#### EXERCISE:
Images are not part of the copy; transcribe all the data exactly.

[Start PROVIDED DATA]

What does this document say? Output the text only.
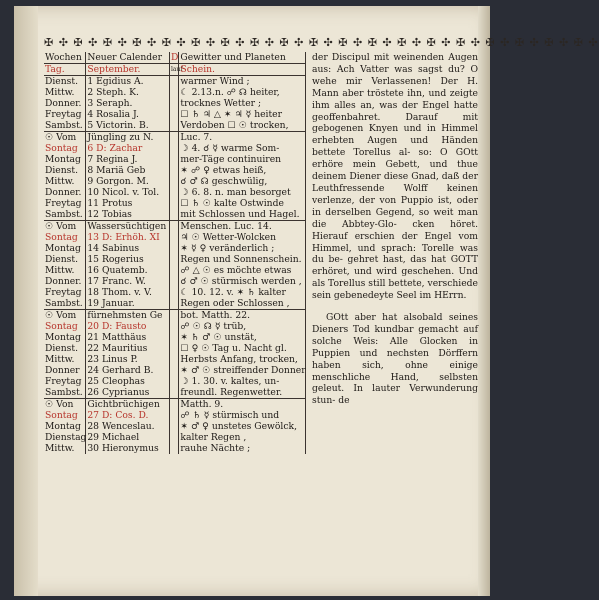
✠ ✣ ✠ ✣ ✠ ✣ ✠ ✣ ✠ ✣ ✠ ✣ ✠ ✣ ✠ ✣ ✠ ✣ ✠ ✣ ✠ ✣ ✠ ✣ ✠ ✣ ✠ ✣ ✠ ✣ ✠ ✣ ✠ ✣ ✠ ✣ ✠ ✣
Wochen	Neuer Calender	D	Gewitter und Planeten
Tag.	September.	lauf	Schein.
Dienst.	1 Egidius A.		warmer Wind ;
Mittw.	2 Steph. K.		☾ 2.13.n. ☍ ☊ heiter,
Donner.	3 Seraph.		trocknes Wetter ;
Freytag	4 Rosalia J.		☐ ♄ ♃ △ ✶ ♃ ☿ heiter
Sambst.	5 Victorin. B.		Verdoben ☐ ☉ trocken,
☉ Vom	Jüngling zu N.		Luc. 7.
Sontag	6 D: Zachar		☽ 4. ☌ ☿ warme Som-
Montag	7 Regina J.		mer-Täge continuiren
Dienst.	8 Mariä Geb		✶ ☍ ♀ etwas heiß,
Mittw.	9 Gorgon. M.		☌ ♂ ☊ geschwülig,
Donner.	10 Nicol. v. Tol.		☽ 6. 8. n. man besorget
Freytag	11 Protus		☐ ♄ ☉ kalte Ostwinde
Sambst.	12 Tobias		mit Schlossen und Hagel.
☉ Vom	Wassersüchtigen		Menschen. Luc. 14.
Sontag	13 D: Erhöh. XI		♃ ☉ Wetter-Wolcken
Montag	14 Sabinus		✶ ☿ ♀ veränderlich ;
Dienst.	15 Rogerius		Regen und Sonnenschein.
Mittw.	16 Quatemb.		☍ △ ☉ es möchte etwas
Donner.	17 Franc. W.		☌ ♂ ☉ stürmisch werden ,
Freytag	18 Thom. v. V.		☾ 10. 12. v. ✶ ♄ kalter
Sambst.	19 Januar.		Regen oder Schlossen ,
☉ Vom	fürnehmsten Ge		bot. Matth. 22.
Sontag	20 D: Fausto		☍ ☉ ☊ ☿ trüb,
Montag	21 Matthäus		✶ ♄ ♂ ☉ unstät,
Dienst.	22 Mauritius		☐ ♀ ☉ Tag u. Nacht gl.
Mittw.	23 Linus P.		Herbsts Anfang, trocken,
Donner	24 Gerhard B.		✶ ♂ ☉ streiffender Donner
Freytag	25 Cleophas		☽ 1. 30. v. kaltes, un-
Sambst.	26 Cyprianus		freundl. Regenwetter.
☉ Von	Gichtbrüchigen		Matth. 9.
Sontag	27 D: Cos. D.		☍ ♄ ☿ stürmisch und
Montag	28 Wenceslau.		✶ ♂ ♀ unstetes Gewölck,
Dienstag	29 Michael		kalter Regen ,
Mittw.	30 Hieronymus		rauhe Nächte ;

der Discipul mit weinenden Augen aus: Ach Vatter was sagst du? O wehe mir Verlassenen! Der H. Mann aber tröstete ihn, und zeigte ihm alles an, was der Engel hatte geoffenbahret. Darauf mit gebogenen Knyen und in Himmel erhebten Augen und Händen bettete Torellus al- so: O GOtt erhöre mein Gebett, und thue deinem Diener diese Gnad, daß der Leuthfressende Wolff keinen verlenze, der von Puppio ist, oder in derselben Gegend, so weit man die Abbtey-Glo- cken höret. Hierauf erschien der Engel vom Himmel, und sprach: Torelle was du be- gehret hast, das hat GOTT erhöret, und wird geschehen. Und als Torellus still bettete, verschiede sein gebenedeyte Seel im HErrn.

GOtt aber hat alsobald seines Dieners Tod kundbar gemacht auf solche Weis: Alle Glocken in Puppien und nechsten Dörffern haben sich, ohne einige menschliche Hand, selbsten geleut. In lauter Verwunderung stun- de
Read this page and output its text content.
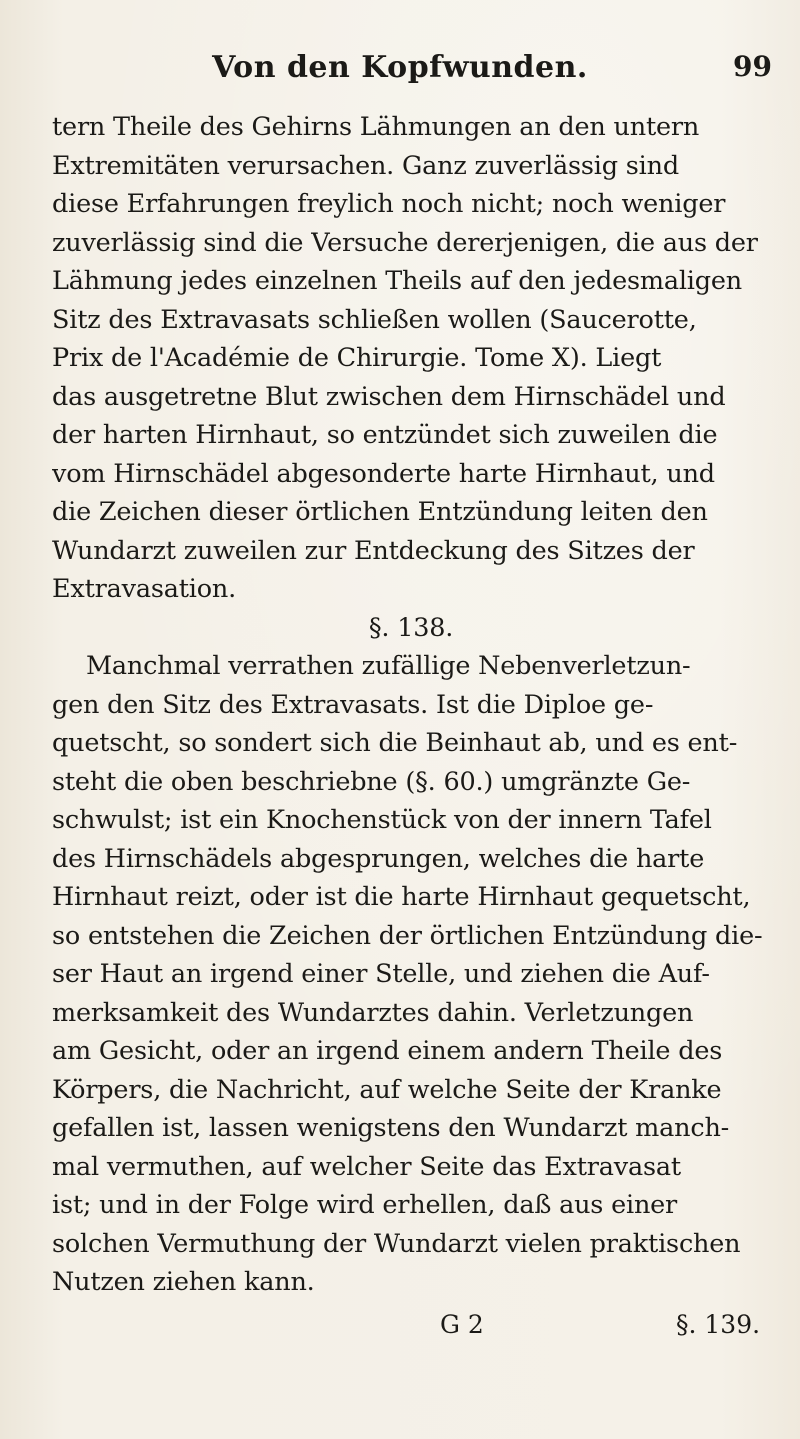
Von den Kopfwunden.	99
tern Theile des Gehirns Lähmungen an den untern
Extremitäten verursachen. Ganz zuverlässig sind
diese Erfahrungen freylich noch nicht; noch weniger
zuverlässig sind die Versuche dererjenigen, die aus der
Lähmung jedes einzelnen Theils auf den jedesmaligen
Sitz des Extravasats schließen wollen (Saucerotte,
Prix de l'Académie de Chirurgie. Tome X). Liegt
das ausgetretne Blut zwischen dem Hirnschädel und
der harten Hirnhaut, so entzündet sich zuweilen die
vom Hirnschädel abgesonderte harte Hirnhaut, und
die Zeichen dieser örtlichen Entzündung leiten den
Wundarzt zuweilen zur Entdeckung des Sitzes der
Extravasation.
§. 138.
Manchmal verrathen zufällige Nebenverletzun-
gen den Sitz des Extravasats. Ist die Diploe ge-
quetscht, so sondert sich die Beinhaut ab, und es ent-
steht die oben beschriebne (§. 60.) umgränzte Ge-
schwulst; ist ein Knochenstück von der innern Tafel
des Hirnschädels abgesprungen, welches die harte
Hirnhaut reizt, oder ist die harte Hirnhaut gequetscht,
so entstehen die Zeichen der örtlichen Entzündung die-
ser Haut an irgend einer Stelle, und ziehen die Auf-
merksamkeit des Wundarztes dahin. Verletzungen
am Gesicht, oder an irgend einem andern Theile des
Körpers, die Nachricht, auf welche Seite der Kranke
gefallen ist, lassen wenigstens den Wundarzt manch-
mal vermuthen, auf welcher Seite das Extravasat
ist; und in der Folge wird erhellen, daß aus einer
solchen Vermuthung der Wundarzt vielen praktischen
Nutzen ziehen kann.
G 2	§. 139.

[End PROVIDED DATA]

#### RESULT BELOW:
What does this document say? Output the text only.
✠ ✣ ✠ ✣ ✠ ✣ ✠ ✣ ✠ ✣ ✠ ✣ ✠ ✣ ✠ ✣ ✠ ✣ ✠ ✣ ✠ ✣ ✠ ✣ ✠ ✣ ✠ ✣ ✠ ✣ ✠ ✣ ✠ ✣ ✠ ✣ ✠ ✣
Wochen	Neuer Calender	D	Gewitter und Planeten
Tag.	September.	lauf	Schein.
Dienst.	1 Egidius A.		warmer Wind ;
Mittw.	2 Steph. K.		☾ 2.13.n. ☍ ☊ heiter,
Donner.	3 Seraph.		trocknes Wetter ;
Freytag	4 Rosalia J.		☐ ♄ ♃ △ ✶ ♃ ☿ heiter
Sambst.	5 Victorin. B.		Verdoben ☐ ☉ trocken,
☉ Vom	Jüngling zu N.		Luc. 7.
Sontag	6 D: Zachar		☽ 4. ☌ ☿ warme Som-
Montag	7 Regina J.		mer-Täge continuiren
Dienst.	8 Mariä Geb		✶ ☍ ♀ etwas heiß,
Mittw.	9 Gorgon. M.		☌ ♂ ☊ geschwülig,
Donner.	10 Nicol. v. Tol.		☽ 6. 8. n. man besorget
Freytag	11 Protus		☐ ♄ ☉ kalte Ostwinde
Sambst.	12 Tobias		mit Schlossen und Hagel.
☉ Vom	Wassersüchtigen		Menschen. Luc. 14.
Sontag	13 D: Erhöh. XI		♃ ☉ Wetter-Wolcken
Montag	14 Sabinus		✶ ☿ ♀ veränderlich ;
Dienst.	15 Rogerius		Regen und Sonnenschein.
Mittw.	16 Quatemb.		☍ △ ☉ es möchte etwas
Donner.	17 Franc. W.		☌ ♂ ☉ stürmisch werden ,
Freytag	18 Thom. v. V.		☾ 10. 12. v. ✶ ♄ kalter
Sambst.	19 Januar.		Regen oder Schlossen ,
☉ Vom	fürnehmsten Ge		bot. Matth. 22.
Sontag	20 D: Fausto		☍ ☉ ☊ ☿ trüb,
Montag	21 Matthäus		✶ ♄ ♂ ☉ unstät,
Dienst.	22 Mauritius		☐ ♀ ☉ Tag u. Nacht gl.
Mittw.	23 Linus P.		Herbsts Anfang, trocken,
Donner	24 Gerhard B.		✶ ♂ ☉ streiffender Donner
Freytag	25 Cleophas		☽ 1. 30. v. kaltes, un-
Sambst.	26 Cyprianus		freundl. Regenwetter.
☉ Von	Gichtbrüchigen		Matth. 9.
Sontag	27 D: Cos. D.		☍ ♄ ☿ stürmisch und
Montag	28 Wenceslau.		✶ ♂ ♀ unstetes Gewölck,
Dienstag	29 Michael		kalter Regen ,
Mittw.	30 Hieronymus		rauhe Nächte ;

der Discipul mit weinenden Augen aus: Ach Vatter was sagst du? O wehe mir Verlassenen! Der H. Mann aber tröstete ihn, und zeigte ihm alles an, was der Engel hatte geoffenbahret. Darauf mit gebogenen Knyen und in Himmel erhebten Augen und Händen bettete Torellus al- so: O GOtt erhöre mein Gebett, und thue deinem Diener diese Gnad, daß der Leuthfressende Wolff keinen verlenze, der von Puppio ist, oder in derselben Gegend, so weit man die Abbtey-Glo- cken höret. Hierauf erschien der Engel vom Himmel, und sprach: Torelle was du be- gehret hast, das hat GOTT erhöret, und wird geschehen. Und als Torellus still bettete, verschiede sein gebenedeyte Seel im HErrn.

GOtt aber hat alsobald seines Dieners Tod kundbar gemacht auf solche Weis: Alle Glocken in Puppien und nechsten Dörffern haben sich, ohne einige menschliche Hand, selbsten geleut. In lauter Verwunderung stun- de
Read this page and output its text content.
Von den Kopfwunden.	99
tern Theile des Gehirns Lähmungen an den untern
Extremitäten verursachen. Ganz zuverlässig sind
diese Erfahrungen freylich noch nicht; noch weniger
zuverlässig sind die Versuche dererjenigen, die aus der
Lähmung jedes einzelnen Theils auf den jedesmaligen
Sitz des Extravasats schließen wollen (Saucerotte,
Prix de l'Académie de Chirurgie. Tome X). Liegt
das ausgetretne Blut zwischen dem Hirnschädel und
der harten Hirnhaut, so entzündet sich zuweilen die
vom Hirnschädel abgesonderte harte Hirnhaut, und
die Zeichen dieser örtlichen Entzündung leiten den
Wundarzt zuweilen zur Entdeckung des Sitzes der
Extravasation.
§. 138.
Manchmal verrathen zufällige Nebenverletzun-
gen den Sitz des Extravasats. Ist die Diploe ge-
quetscht, so sondert sich die Beinhaut ab, und es ent-
steht die oben beschriebne (§. 60.) umgränzte Ge-
schwulst; ist ein Knochenstück von der innern Tafel
des Hirnschädels abgesprungen, welches die harte
Hirnhaut reizt, oder ist die harte Hirnhaut gequetscht,
so entstehen die Zeichen der örtlichen Entzündung die-
ser Haut an irgend einer Stelle, und ziehen die Auf-
merksamkeit des Wundarztes dahin. Verletzungen
am Gesicht, oder an irgend einem andern Theile des
Körpers, die Nachricht, auf welche Seite der Kranke
gefallen ist, lassen wenigstens den Wundarzt manch-
mal vermuthen, auf welcher Seite das Extravasat
ist; und in der Folge wird erhellen, daß aus einer
solchen Vermuthung der Wundarzt vielen praktischen
Nutzen ziehen kann.
G 2	§. 139.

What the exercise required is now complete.